■ What is needed ■
Return the records word for word. Any pictures in them are not part of the copy.

** BEGIN Record list **

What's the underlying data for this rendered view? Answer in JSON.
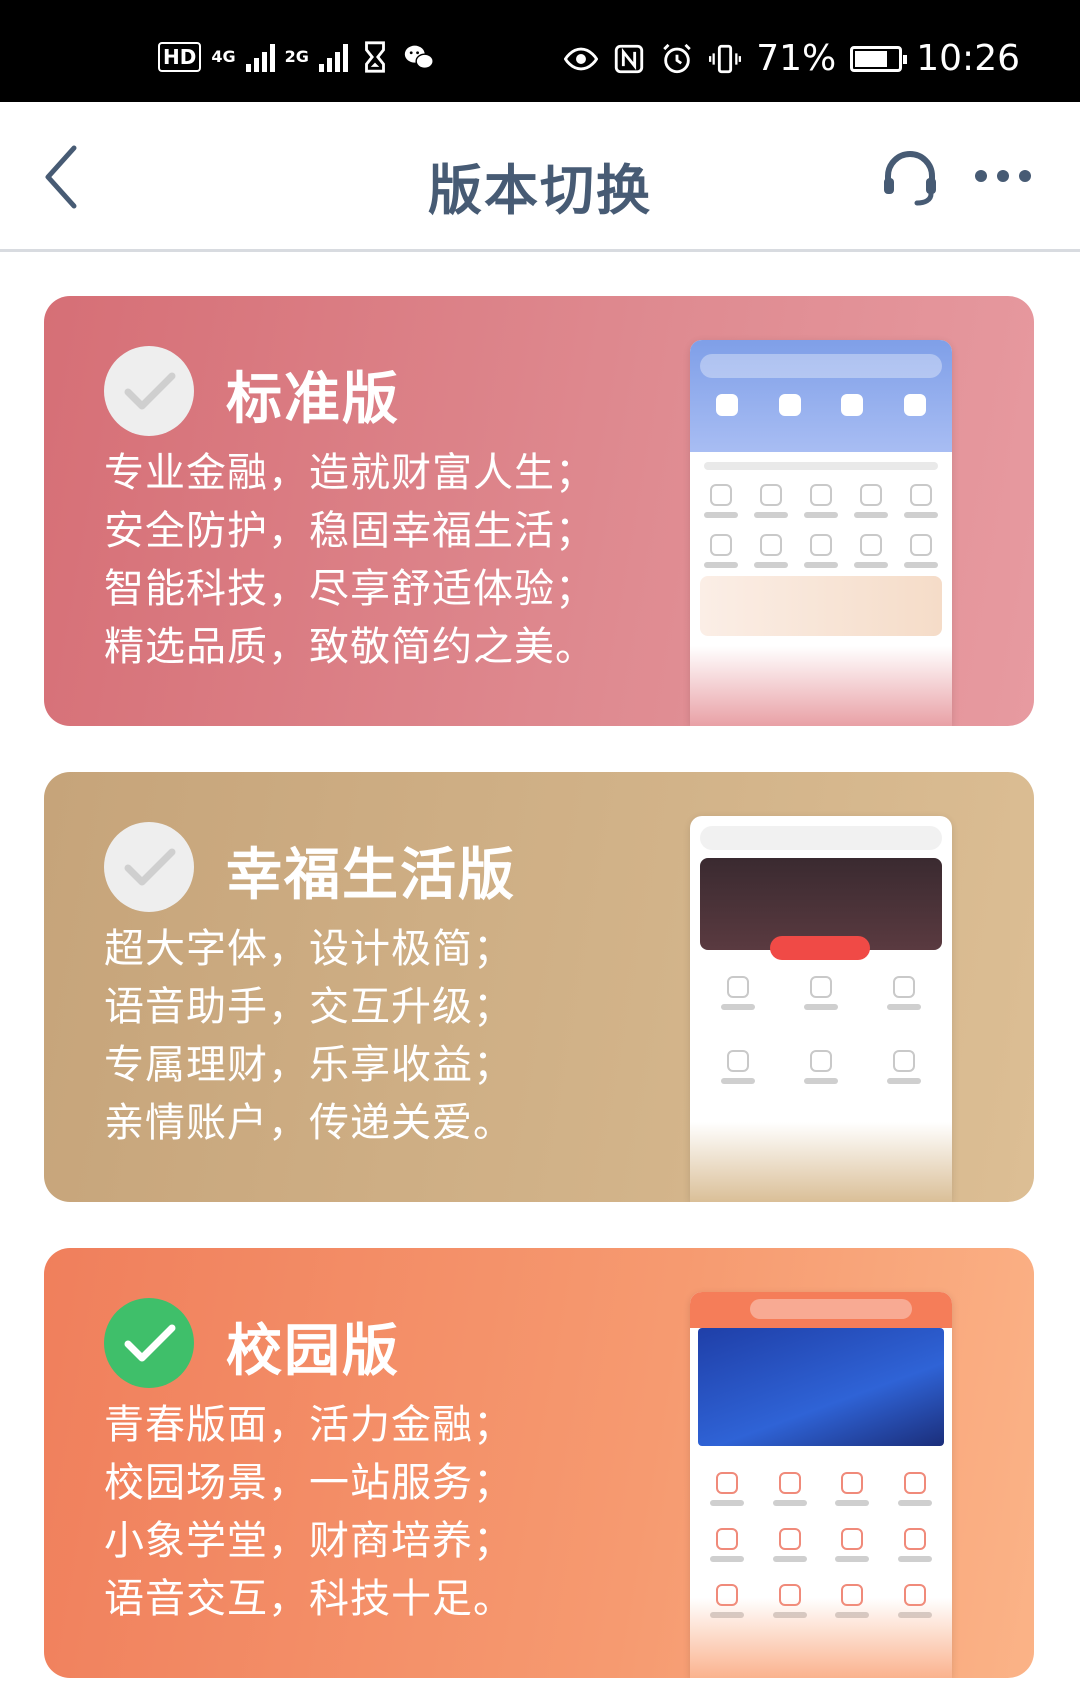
{
  "status_bar": {
    "hd": "HD",
    "sim1": "4G",
    "sim2": "2G",
    "battery": "71%",
    "time": "10:26"
  },
  "nav": {
    "title": "版本切换"
  },
  "cards": [
    {
      "title": "标准版",
      "selected": false,
      "lines": [
        "专业金融，造就财富人生；",
        "安全防护，稳固幸福生活；",
        "智能科技，尽享舒适体验；",
        "精选品质，致敬简约之美。"
      ]
    },
    {
      "title": "幸福生活版",
      "selected": false,
      "lines": [
        "超大字体，设计极简；",
        "语音助手，交互升级；",
        "专属理财，乐享收益；",
        "亲情账户，传递关爱。"
      ]
    },
    {
      "title": "校园版",
      "selected": true,
      "lines": [
        "青春版面，活力金融；",
        "校园场景，一站服务；",
        "小象学堂，财商培养；",
        "语音交互，科技十足。"
      ]
    }
  ],
  "colors": {
    "nav_text": "#475b74",
    "check_on": "#3fbf6a",
    "card_standard": "#d66f76",
    "card_happy": "#c6a47a",
    "card_campus": "#f07f5c"
  },
  "icons": {
    "back": "chevron-left-icon",
    "support": "headset-icon",
    "more": "more-icon",
    "check": "check-icon"
  }
}
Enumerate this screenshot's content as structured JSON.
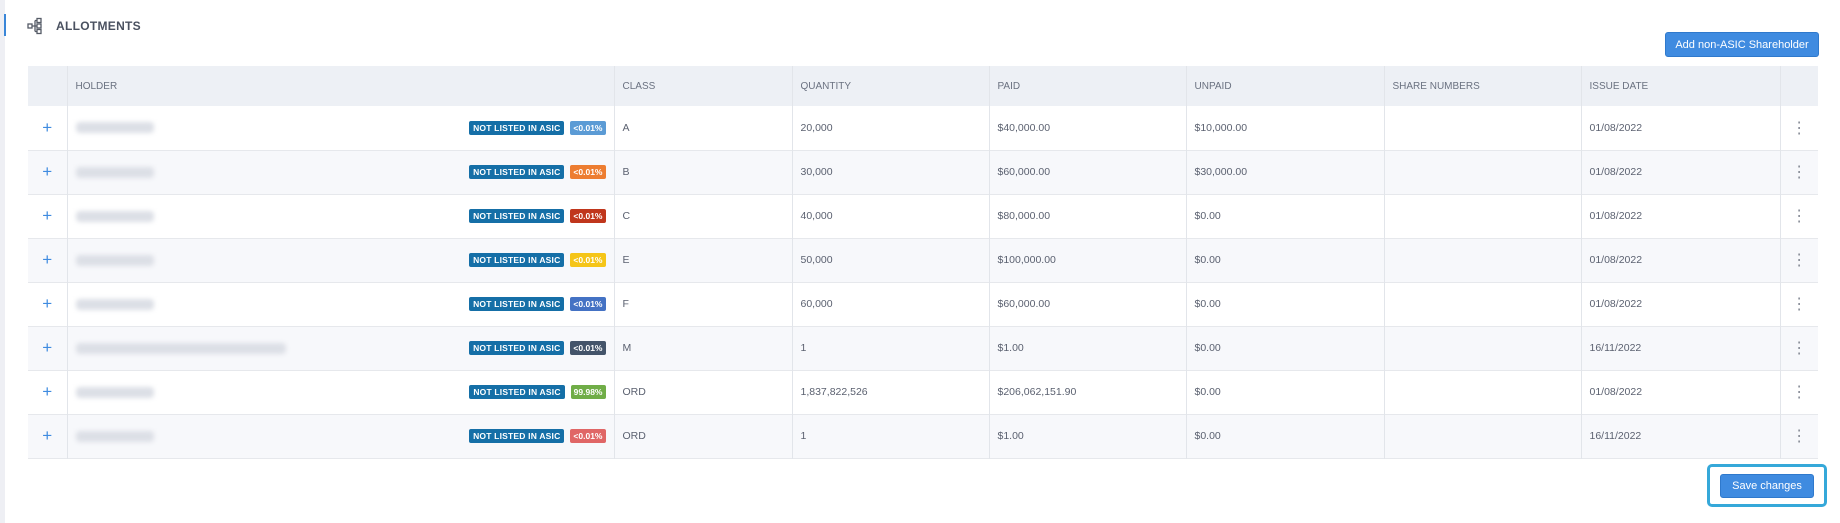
{
  "section": {
    "title": "ALLOTMENTS",
    "icon": "hierarchy-icon"
  },
  "actions": {
    "add_label": "Add non-ASIC Shareholder",
    "save_label": "Save changes"
  },
  "table": {
    "columns": [
      "",
      "HOLDER",
      "CLASS",
      "QUANTITY",
      "PAID",
      "UNPAID",
      "SHARE NUMBERS",
      "ISSUE DATE",
      ""
    ],
    "rows": [
      {
        "asic": "NOT LISTED IN ASIC",
        "pct": "<0.01%",
        "pct_color": "#5b9bd5",
        "class": "A",
        "quantity": "20,000",
        "paid": "$40,000.00",
        "unpaid": "$10,000.00",
        "share_numbers": "",
        "issue_date": "01/08/2022",
        "name_width": 78
      },
      {
        "asic": "NOT LISTED IN ASIC",
        "pct": "<0.01%",
        "pct_color": "#ed7d31",
        "class": "B",
        "quantity": "30,000",
        "paid": "$60,000.00",
        "unpaid": "$30,000.00",
        "share_numbers": "",
        "issue_date": "01/08/2022",
        "name_width": 78
      },
      {
        "asic": "NOT LISTED IN ASIC",
        "pct": "<0.01%",
        "pct_color": "#c0361c",
        "class": "C",
        "quantity": "40,000",
        "paid": "$80,000.00",
        "unpaid": "$0.00",
        "share_numbers": "",
        "issue_date": "01/08/2022",
        "name_width": 78
      },
      {
        "asic": "NOT LISTED IN ASIC",
        "pct": "<0.01%",
        "pct_color": "#f5c518",
        "class": "E",
        "quantity": "50,000",
        "paid": "$100,000.00",
        "unpaid": "$0.00",
        "share_numbers": "",
        "issue_date": "01/08/2022",
        "name_width": 78
      },
      {
        "asic": "NOT LISTED IN ASIC",
        "pct": "<0.01%",
        "pct_color": "#4472c4",
        "class": "F",
        "quantity": "60,000",
        "paid": "$60,000.00",
        "unpaid": "$0.00",
        "share_numbers": "",
        "issue_date": "01/08/2022",
        "name_width": 78
      },
      {
        "asic": "NOT LISTED IN ASIC",
        "pct": "<0.01%",
        "pct_color": "#44546a",
        "class": "M",
        "quantity": "1",
        "paid": "$1.00",
        "unpaid": "$0.00",
        "share_numbers": "",
        "issue_date": "16/11/2022",
        "name_width": 210
      },
      {
        "asic": "NOT LISTED IN ASIC",
        "pct": "99.98%",
        "pct_color": "#70ad47",
        "class": "ORD",
        "quantity": "1,837,822,526",
        "paid": "$206,062,151.90",
        "unpaid": "$0.00",
        "share_numbers": "",
        "issue_date": "01/08/2022",
        "name_width": 78
      },
      {
        "asic": "NOT LISTED IN ASIC",
        "pct": "<0.01%",
        "pct_color": "#e06666",
        "class": "ORD",
        "quantity": "1",
        "paid": "$1.00",
        "unpaid": "$0.00",
        "share_numbers": "",
        "issue_date": "16/11/2022",
        "name_width": 78
      }
    ]
  },
  "icons": {
    "expand": "plus-icon",
    "row_menu": "kebab-menu-icon"
  }
}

** END Record list **

■ Reply to the task ■
What's the underlying data for this rendered view? Answer in JSON.
{
  "status_bar": {
    "hd": "HD",
    "sim1": "4G",
    "sim2": "2G",
    "battery": "71%",
    "time": "10:26"
  },
  "nav": {
    "title": "版本切换"
  },
  "cards": [
    {
      "title": "标准版",
      "selected": false,
      "lines": [
        "专业金融，造就财富人生；",
        "安全防护，稳固幸福生活；",
        "智能科技，尽享舒适体验；",
        "精选品质，致敬简约之美。"
      ]
    },
    {
      "title": "幸福生活版",
      "selected": false,
      "lines": [
        "超大字体，设计极简；",
        "语音助手，交互升级；",
        "专属理财，乐享收益；",
        "亲情账户，传递关爱。"
      ]
    },
    {
      "title": "校园版",
      "selected": true,
      "lines": [
        "青春版面，活力金融；",
        "校园场景，一站服务；",
        "小象学堂，财商培养；",
        "语音交互，科技十足。"
      ]
    }
  ],
  "colors": {
    "nav_text": "#475b74",
    "check_on": "#3fbf6a",
    "card_standard": "#d66f76",
    "card_happy": "#c6a47a",
    "card_campus": "#f07f5c"
  },
  "icons": {
    "back": "chevron-left-icon",
    "support": "headset-icon",
    "more": "more-icon",
    "check": "check-icon"
  }
}
Enumerate this screenshot's content as structured JSON.
{
  "section": {
    "title": "ALLOTMENTS",
    "icon": "hierarchy-icon"
  },
  "actions": {
    "add_label": "Add non-ASIC Shareholder",
    "save_label": "Save changes"
  },
  "table": {
    "columns": [
      "",
      "HOLDER",
      "CLASS",
      "QUANTITY",
      "PAID",
      "UNPAID",
      "SHARE NUMBERS",
      "ISSUE DATE",
      ""
    ],
    "rows": [
      {
        "asic": "NOT LISTED IN ASIC",
        "pct": "<0.01%",
        "pct_color": "#5b9bd5",
        "class": "A",
        "quantity": "20,000",
        "paid": "$40,000.00",
        "unpaid": "$10,000.00",
        "share_numbers": "",
        "issue_date": "01/08/2022",
        "name_width": 78
      },
      {
        "asic": "NOT LISTED IN ASIC",
        "pct": "<0.01%",
        "pct_color": "#ed7d31",
        "class": "B",
        "quantity": "30,000",
        "paid": "$60,000.00",
        "unpaid": "$30,000.00",
        "share_numbers": "",
        "issue_date": "01/08/2022",
        "name_width": 78
      },
      {
        "asic": "NOT LISTED IN ASIC",
        "pct": "<0.01%",
        "pct_color": "#c0361c",
        "class": "C",
        "quantity": "40,000",
        "paid": "$80,000.00",
        "unpaid": "$0.00",
        "share_numbers": "",
        "issue_date": "01/08/2022",
        "name_width": 78
      },
      {
        "asic": "NOT LISTED IN ASIC",
        "pct": "<0.01%",
        "pct_color": "#f5c518",
        "class": "E",
        "quantity": "50,000",
        "paid": "$100,000.00",
        "unpaid": "$0.00",
        "share_numbers": "",
        "issue_date": "01/08/2022",
        "name_width": 78
      },
      {
        "asic": "NOT LISTED IN ASIC",
        "pct": "<0.01%",
        "pct_color": "#4472c4",
        "class": "F",
        "quantity": "60,000",
        "paid": "$60,000.00",
        "unpaid": "$0.00",
        "share_numbers": "",
        "issue_date": "01/08/2022",
        "name_width": 78
      },
      {
        "asic": "NOT LISTED IN ASIC",
        "pct": "<0.01%",
        "pct_color": "#44546a",
        "class": "M",
        "quantity": "1",
        "paid": "$1.00",
        "unpaid": "$0.00",
        "share_numbers": "",
        "issue_date": "16/11/2022",
        "name_width": 210
      },
      {
        "asic": "NOT LISTED IN ASIC",
        "pct": "99.98%",
        "pct_color": "#70ad47",
        "class": "ORD",
        "quantity": "1,837,822,526",
        "paid": "$206,062,151.90",
        "unpaid": "$0.00",
        "share_numbers": "",
        "issue_date": "01/08/2022",
        "name_width": 78
      },
      {
        "asic": "NOT LISTED IN ASIC",
        "pct": "<0.01%",
        "pct_color": "#e06666",
        "class": "ORD",
        "quantity": "1",
        "paid": "$1.00",
        "unpaid": "$0.00",
        "share_numbers": "",
        "issue_date": "16/11/2022",
        "name_width": 78
      }
    ]
  },
  "icons": {
    "expand": "plus-icon",
    "row_menu": "kebab-menu-icon"
  }
}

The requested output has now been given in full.